++++ DATA TO PROCESS

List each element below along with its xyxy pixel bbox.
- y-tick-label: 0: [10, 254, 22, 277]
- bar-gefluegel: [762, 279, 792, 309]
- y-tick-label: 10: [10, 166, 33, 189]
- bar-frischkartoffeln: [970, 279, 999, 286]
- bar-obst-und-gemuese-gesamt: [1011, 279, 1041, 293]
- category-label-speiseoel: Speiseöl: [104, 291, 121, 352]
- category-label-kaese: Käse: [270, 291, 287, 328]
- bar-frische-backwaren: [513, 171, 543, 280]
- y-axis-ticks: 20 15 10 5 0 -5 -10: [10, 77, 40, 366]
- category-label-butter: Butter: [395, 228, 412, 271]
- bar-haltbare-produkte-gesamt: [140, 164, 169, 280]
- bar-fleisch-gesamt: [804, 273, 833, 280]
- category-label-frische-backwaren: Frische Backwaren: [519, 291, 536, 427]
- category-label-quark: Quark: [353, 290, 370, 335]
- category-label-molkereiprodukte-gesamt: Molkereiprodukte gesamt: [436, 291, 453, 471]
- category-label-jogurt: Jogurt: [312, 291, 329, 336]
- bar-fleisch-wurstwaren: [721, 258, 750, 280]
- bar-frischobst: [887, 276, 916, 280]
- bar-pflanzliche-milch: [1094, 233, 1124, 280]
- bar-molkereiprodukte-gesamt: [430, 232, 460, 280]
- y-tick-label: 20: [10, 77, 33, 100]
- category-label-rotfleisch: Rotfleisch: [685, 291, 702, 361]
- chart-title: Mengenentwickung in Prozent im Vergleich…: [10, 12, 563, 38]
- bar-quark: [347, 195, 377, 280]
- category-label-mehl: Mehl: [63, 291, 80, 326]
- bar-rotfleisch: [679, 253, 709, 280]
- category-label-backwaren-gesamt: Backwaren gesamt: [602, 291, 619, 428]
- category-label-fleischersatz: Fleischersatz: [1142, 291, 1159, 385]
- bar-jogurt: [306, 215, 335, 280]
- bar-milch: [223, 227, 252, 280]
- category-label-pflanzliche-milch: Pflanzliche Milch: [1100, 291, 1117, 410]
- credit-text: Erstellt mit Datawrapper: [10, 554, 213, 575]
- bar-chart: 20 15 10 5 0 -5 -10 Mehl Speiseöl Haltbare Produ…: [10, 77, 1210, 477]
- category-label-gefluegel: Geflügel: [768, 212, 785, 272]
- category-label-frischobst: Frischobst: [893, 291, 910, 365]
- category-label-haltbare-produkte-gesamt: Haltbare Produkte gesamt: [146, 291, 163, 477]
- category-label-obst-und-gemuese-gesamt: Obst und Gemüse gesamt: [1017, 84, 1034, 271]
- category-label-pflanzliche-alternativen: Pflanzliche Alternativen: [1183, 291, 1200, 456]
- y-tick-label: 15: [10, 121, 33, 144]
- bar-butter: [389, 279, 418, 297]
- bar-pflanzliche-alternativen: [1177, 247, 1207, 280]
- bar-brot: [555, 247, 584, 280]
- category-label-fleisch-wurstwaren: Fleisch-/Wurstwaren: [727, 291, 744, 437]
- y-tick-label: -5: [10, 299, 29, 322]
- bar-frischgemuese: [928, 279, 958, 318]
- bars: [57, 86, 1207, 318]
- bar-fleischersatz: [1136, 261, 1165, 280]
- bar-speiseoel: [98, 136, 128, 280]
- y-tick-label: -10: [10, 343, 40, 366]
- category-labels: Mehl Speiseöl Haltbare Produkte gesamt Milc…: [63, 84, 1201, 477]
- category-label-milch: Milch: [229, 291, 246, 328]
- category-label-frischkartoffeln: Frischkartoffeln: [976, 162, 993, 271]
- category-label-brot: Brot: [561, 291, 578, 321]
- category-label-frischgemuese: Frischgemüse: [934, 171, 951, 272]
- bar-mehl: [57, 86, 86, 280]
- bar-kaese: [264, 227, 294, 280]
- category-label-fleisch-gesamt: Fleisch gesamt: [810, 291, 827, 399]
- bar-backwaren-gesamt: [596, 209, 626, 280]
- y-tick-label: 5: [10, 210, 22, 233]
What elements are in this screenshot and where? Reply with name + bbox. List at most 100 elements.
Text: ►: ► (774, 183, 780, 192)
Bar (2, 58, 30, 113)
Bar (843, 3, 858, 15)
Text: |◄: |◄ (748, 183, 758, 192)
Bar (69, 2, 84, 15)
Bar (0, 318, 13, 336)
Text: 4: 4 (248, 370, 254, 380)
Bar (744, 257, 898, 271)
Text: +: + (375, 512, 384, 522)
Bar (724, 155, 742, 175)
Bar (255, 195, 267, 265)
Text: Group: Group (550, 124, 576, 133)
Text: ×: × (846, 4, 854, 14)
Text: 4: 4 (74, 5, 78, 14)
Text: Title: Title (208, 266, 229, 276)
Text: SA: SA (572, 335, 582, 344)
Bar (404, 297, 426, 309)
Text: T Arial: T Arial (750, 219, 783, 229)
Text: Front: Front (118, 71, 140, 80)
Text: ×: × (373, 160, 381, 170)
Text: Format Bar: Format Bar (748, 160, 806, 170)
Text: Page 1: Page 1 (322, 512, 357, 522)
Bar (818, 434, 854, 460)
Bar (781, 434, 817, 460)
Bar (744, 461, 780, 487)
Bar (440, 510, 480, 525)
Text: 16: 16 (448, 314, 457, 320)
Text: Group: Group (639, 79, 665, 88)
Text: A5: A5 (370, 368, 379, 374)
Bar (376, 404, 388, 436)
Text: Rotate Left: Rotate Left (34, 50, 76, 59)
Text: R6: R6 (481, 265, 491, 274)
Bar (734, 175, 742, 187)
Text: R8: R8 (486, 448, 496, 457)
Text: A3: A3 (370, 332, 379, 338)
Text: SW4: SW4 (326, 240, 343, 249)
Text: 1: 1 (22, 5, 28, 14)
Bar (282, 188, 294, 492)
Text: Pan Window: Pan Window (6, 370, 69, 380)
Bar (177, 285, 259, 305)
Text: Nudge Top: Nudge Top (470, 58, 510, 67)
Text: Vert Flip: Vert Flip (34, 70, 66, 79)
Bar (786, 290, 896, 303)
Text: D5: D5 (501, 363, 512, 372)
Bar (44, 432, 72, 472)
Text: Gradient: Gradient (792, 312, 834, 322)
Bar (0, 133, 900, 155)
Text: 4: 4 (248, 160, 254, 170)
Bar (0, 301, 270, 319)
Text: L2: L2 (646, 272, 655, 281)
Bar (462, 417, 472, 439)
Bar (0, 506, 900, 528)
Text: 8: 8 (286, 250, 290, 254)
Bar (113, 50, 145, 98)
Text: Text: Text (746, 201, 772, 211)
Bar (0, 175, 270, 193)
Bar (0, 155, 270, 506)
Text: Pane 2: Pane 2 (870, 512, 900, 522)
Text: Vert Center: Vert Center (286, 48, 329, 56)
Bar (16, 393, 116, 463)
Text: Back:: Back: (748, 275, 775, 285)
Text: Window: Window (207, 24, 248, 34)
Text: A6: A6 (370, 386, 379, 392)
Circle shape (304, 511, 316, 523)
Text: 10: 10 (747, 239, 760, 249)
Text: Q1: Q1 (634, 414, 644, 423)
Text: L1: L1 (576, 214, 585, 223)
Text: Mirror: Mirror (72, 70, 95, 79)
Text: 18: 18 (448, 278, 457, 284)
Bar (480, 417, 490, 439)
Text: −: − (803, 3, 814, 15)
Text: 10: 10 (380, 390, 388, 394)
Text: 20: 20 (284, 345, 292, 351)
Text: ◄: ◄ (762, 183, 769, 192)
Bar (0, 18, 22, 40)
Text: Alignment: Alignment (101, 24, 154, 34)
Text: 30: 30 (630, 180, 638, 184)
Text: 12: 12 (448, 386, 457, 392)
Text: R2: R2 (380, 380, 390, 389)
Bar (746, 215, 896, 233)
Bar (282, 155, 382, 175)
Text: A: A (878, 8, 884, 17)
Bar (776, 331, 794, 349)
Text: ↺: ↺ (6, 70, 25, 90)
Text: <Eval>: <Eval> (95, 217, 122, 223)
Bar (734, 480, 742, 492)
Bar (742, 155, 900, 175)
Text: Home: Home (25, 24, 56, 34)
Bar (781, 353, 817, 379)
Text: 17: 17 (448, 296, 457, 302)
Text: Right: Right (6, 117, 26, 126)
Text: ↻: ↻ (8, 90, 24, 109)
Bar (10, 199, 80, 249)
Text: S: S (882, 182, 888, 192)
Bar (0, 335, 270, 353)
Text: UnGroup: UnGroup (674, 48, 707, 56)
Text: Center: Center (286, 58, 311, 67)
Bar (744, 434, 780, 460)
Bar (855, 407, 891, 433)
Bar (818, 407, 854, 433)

++++++++

[WORK REQUIRED] Give the items again from the start through the line with "- bar-obst-und-gemuese-gesamt: [1011, 279, 1041, 293]", switching every "y-tick-label" to "y-axis-label" and leaving everything else unchanged.

[ANSWER TO THE PROBLEM]
List each element below along with its xyxy pixel bbox.
- y-axis-label: 0: [10, 254, 22, 277]
- bar-gefluegel: [762, 279, 792, 309]
- y-axis-label: 10: [10, 166, 33, 189]
- bar-frischkartoffeln: [970, 279, 999, 286]
- bar-obst-und-gemuese-gesamt: [1011, 279, 1041, 293]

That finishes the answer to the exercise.